▶ _DATASET EXTRACT_:
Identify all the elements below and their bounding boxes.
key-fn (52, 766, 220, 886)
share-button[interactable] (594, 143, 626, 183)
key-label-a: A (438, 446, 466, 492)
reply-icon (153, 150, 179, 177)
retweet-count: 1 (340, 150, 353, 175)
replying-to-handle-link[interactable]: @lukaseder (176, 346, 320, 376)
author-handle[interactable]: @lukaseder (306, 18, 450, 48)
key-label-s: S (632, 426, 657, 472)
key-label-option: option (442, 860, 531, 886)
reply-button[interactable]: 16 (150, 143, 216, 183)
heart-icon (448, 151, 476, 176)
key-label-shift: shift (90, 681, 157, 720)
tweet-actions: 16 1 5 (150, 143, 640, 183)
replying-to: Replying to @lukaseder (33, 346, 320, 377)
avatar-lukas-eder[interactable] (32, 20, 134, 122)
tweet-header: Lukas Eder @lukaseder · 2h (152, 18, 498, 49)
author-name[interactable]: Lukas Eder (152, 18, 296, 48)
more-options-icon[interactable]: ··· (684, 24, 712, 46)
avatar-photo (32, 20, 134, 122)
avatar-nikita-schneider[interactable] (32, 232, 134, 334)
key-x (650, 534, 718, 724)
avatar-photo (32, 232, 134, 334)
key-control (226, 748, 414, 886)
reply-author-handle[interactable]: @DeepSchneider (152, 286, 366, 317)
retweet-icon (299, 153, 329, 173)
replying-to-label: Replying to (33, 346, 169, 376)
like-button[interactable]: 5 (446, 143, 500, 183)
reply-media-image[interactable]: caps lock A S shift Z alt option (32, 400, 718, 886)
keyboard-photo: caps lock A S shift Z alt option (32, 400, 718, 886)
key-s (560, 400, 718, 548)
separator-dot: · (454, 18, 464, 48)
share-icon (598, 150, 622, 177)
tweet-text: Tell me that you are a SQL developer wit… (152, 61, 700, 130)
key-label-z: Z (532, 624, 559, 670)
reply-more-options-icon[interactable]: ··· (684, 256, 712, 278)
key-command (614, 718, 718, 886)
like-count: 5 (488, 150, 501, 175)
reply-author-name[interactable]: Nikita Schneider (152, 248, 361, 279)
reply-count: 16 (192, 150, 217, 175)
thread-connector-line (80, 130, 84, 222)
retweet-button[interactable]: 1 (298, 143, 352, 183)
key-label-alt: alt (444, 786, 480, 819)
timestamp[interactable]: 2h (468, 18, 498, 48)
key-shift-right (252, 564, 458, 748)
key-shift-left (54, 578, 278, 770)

▶ _DIRECTIONS_: Reproduce every line of the data above verbatim, keeping the original order.

▶ _ANSWER_:
Identify all the elements below and their bounding boxes.
key-fn (52, 766, 220, 886)
share-button[interactable] (594, 143, 626, 183)
key-label-a: A (438, 446, 466, 492)
reply-icon (153, 150, 179, 177)
retweet-count: 1 (340, 150, 353, 175)
replying-to-handle-link[interactable]: @lukaseder (176, 346, 320, 376)
author-handle[interactable]: @lukaseder (306, 18, 450, 48)
key-label-s: S (632, 426, 657, 472)
key-label-option: option (442, 860, 531, 886)
reply-button[interactable]: 16 (150, 143, 216, 183)
heart-icon (448, 151, 476, 176)
key-label-shift: shift (90, 681, 157, 720)
tweet-actions: 16 1 5 (150, 143, 640, 183)
replying-to: Replying to @lukaseder (33, 346, 320, 377)
avatar-lukas-eder[interactable] (32, 20, 134, 122)
tweet-header: Lukas Eder @lukaseder · 2h (152, 18, 498, 49)
author-name[interactable]: Lukas Eder (152, 18, 296, 48)
more-options-icon[interactable]: ··· (684, 24, 712, 46)
avatar-photo (32, 20, 134, 122)
avatar-nikita-schneider[interactable] (32, 232, 134, 334)
key-x (650, 534, 718, 724)
avatar-photo (32, 232, 134, 334)
key-control (226, 748, 414, 886)
reply-author-handle[interactable]: @DeepSchneider (152, 286, 366, 317)
retweet-icon (299, 153, 329, 173)
replying-to-label: Replying to (33, 346, 169, 376)
like-button[interactable]: 5 (446, 143, 500, 183)
reply-media-image[interactable]: caps lock A S shift Z alt option (32, 400, 718, 886)
keyboard-photo: caps lock A S shift Z alt option (32, 400, 718, 886)
key-s (560, 400, 718, 548)
separator-dot: · (454, 18, 464, 48)
share-icon (598, 150, 622, 177)
tweet-text: Tell me that you are a SQL developer wit… (152, 61, 700, 130)
key-label-z: Z (532, 624, 559, 670)
reply-more-options-icon[interactable]: ··· (684, 256, 712, 278)
key-command (614, 718, 718, 886)
like-count: 5 (488, 150, 501, 175)
reply-author-name[interactable]: Nikita Schneider (152, 248, 361, 279)
reply-count: 16 (192, 150, 217, 175)
thread-connector-line (80, 130, 84, 222)
retweet-button[interactable]: 1 (298, 143, 352, 183)
key-label-alt: alt (444, 786, 480, 819)
timestamp[interactable]: 2h (468, 18, 498, 48)
key-shift-right (252, 564, 458, 748)
key-shift-left (54, 578, 278, 770)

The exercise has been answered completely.